EXERCISE PROMPT = Output, please, every line from the line that holds "Give me the" to the end, exactly as written.

(Records that describe figures)

_____

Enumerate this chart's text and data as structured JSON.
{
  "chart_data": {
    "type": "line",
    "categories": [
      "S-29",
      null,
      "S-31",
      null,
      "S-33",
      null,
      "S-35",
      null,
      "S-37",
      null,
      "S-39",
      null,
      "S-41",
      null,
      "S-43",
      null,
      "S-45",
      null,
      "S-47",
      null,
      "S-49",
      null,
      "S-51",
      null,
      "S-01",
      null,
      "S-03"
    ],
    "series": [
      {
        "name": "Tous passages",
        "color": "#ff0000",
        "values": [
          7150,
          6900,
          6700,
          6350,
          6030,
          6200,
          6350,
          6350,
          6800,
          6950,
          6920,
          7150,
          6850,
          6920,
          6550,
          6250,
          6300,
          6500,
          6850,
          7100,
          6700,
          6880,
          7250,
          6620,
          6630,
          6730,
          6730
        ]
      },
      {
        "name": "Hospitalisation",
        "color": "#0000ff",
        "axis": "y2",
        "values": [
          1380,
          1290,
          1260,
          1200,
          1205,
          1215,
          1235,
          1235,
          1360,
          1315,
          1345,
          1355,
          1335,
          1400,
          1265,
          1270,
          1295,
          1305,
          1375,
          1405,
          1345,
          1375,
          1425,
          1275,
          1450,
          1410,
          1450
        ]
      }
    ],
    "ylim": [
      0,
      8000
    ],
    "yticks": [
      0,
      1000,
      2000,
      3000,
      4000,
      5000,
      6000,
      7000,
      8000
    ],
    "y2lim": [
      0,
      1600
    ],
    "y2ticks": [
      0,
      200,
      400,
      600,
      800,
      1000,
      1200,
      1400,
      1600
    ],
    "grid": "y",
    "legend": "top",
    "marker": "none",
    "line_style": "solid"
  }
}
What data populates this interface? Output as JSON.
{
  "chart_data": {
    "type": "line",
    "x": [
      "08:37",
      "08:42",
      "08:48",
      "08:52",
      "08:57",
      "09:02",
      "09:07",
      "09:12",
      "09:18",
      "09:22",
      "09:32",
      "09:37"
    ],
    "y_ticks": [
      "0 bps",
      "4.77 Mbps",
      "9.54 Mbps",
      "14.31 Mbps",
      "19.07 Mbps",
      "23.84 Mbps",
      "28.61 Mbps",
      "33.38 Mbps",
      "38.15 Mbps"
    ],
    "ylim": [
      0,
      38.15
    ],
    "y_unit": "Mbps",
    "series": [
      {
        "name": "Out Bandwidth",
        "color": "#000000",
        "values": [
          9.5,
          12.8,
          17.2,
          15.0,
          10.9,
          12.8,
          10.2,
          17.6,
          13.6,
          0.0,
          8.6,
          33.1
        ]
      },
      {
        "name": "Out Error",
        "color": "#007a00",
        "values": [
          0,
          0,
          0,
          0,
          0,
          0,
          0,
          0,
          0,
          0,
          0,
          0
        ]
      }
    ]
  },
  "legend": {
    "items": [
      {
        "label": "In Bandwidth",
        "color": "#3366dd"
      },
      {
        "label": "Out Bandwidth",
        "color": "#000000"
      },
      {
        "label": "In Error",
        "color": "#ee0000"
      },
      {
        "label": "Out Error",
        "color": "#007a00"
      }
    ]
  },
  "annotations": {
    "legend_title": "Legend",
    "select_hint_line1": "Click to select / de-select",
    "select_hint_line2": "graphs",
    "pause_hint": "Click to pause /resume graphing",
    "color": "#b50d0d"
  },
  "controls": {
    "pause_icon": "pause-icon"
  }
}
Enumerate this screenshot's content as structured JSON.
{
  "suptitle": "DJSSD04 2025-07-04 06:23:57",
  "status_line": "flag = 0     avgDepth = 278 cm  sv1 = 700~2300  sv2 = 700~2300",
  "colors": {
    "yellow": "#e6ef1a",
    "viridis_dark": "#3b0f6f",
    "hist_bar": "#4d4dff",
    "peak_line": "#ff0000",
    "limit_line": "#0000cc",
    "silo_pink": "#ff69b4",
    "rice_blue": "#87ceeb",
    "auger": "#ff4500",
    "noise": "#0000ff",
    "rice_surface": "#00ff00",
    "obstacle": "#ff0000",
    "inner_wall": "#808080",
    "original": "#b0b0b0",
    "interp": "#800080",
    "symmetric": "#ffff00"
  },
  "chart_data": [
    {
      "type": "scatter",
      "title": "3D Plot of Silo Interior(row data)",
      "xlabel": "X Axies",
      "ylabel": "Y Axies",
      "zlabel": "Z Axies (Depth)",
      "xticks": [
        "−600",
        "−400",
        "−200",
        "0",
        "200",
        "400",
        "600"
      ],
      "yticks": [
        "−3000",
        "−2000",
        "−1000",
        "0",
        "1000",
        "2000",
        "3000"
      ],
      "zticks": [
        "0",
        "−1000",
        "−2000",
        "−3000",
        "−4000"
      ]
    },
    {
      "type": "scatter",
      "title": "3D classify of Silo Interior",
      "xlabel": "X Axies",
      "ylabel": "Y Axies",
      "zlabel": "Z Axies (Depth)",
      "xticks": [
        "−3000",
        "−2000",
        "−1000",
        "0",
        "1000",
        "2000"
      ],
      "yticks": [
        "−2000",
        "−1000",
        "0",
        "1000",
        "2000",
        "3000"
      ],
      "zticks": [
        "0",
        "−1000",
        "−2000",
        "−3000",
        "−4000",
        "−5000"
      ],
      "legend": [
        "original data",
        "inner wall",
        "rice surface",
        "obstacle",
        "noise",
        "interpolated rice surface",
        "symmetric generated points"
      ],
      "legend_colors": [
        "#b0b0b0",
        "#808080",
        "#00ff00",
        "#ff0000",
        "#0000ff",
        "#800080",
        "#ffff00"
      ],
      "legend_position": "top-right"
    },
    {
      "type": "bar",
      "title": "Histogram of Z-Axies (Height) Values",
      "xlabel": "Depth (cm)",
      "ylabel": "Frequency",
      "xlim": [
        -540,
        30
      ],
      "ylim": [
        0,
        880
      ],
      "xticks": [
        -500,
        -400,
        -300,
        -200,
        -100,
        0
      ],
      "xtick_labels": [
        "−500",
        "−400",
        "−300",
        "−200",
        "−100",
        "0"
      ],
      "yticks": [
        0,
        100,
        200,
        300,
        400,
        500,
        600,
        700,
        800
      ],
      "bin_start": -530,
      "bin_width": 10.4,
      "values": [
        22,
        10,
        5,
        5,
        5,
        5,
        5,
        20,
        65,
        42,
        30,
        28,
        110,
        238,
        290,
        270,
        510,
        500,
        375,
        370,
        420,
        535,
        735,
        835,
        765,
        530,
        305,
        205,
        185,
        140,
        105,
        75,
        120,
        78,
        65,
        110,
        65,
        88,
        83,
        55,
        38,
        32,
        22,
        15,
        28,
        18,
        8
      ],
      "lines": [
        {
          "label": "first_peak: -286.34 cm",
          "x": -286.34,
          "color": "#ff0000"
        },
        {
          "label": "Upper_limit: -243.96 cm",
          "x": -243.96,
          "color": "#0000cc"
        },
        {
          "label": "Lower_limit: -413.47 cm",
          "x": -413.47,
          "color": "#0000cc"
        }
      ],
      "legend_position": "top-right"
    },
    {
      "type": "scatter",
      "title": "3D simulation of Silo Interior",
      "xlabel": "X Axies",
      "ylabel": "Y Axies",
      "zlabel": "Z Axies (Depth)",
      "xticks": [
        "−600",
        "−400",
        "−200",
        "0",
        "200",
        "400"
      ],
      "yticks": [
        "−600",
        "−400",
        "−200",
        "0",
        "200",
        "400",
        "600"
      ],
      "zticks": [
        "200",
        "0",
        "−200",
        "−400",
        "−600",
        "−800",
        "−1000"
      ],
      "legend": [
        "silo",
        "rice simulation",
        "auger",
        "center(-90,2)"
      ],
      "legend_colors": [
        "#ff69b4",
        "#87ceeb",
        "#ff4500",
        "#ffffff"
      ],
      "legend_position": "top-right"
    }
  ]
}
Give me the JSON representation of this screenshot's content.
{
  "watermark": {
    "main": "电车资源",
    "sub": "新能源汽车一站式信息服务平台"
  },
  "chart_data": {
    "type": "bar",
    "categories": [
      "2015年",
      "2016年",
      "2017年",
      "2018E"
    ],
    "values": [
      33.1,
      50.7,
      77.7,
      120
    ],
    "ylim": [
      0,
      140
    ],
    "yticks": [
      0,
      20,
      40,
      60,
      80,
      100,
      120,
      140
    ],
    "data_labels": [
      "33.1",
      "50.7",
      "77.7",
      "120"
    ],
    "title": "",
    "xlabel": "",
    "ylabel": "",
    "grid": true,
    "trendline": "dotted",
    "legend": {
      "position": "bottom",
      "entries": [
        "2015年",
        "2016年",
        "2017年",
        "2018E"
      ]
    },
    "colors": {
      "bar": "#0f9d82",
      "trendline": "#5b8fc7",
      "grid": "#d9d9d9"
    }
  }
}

_____

TASK OUTPUT =
Give me the JSON representation of this screenshot's content.
{
  "watermark": {
    "main": "电车资源",
    "sub": "新能源汽车一站式信息服务平台"
  },
  "chart_data": {
    "type": "bar",
    "categories": [
      "2015年",
      "2016年",
      "2017年",
      "2018E"
    ],
    "values": [
      33.1,
      50.7,
      77.7,
      120
    ],
    "ylim": [
      0,
      140
    ],
    "yticks": [
      0,
      20,
      40,
      60,
      80,
      100,
      120,
      140
    ],
    "data_labels": [
      "33.1",
      "50.7",
      "77.7",
      "120"
    ],
    "title": "",
    "xlabel": "",
    "ylabel": "",
    "grid": true,
    "trendline": "dotted",
    "legend": {
      "position": "bottom",
      "entries": [
        "2015年",
        "2016年",
        "2017年",
        "2018E"
      ]
    },
    "colors": {
      "bar": "#0f9d82",
      "trendline": "#5b8fc7",
      "grid": "#d9d9d9"
    }
  }
}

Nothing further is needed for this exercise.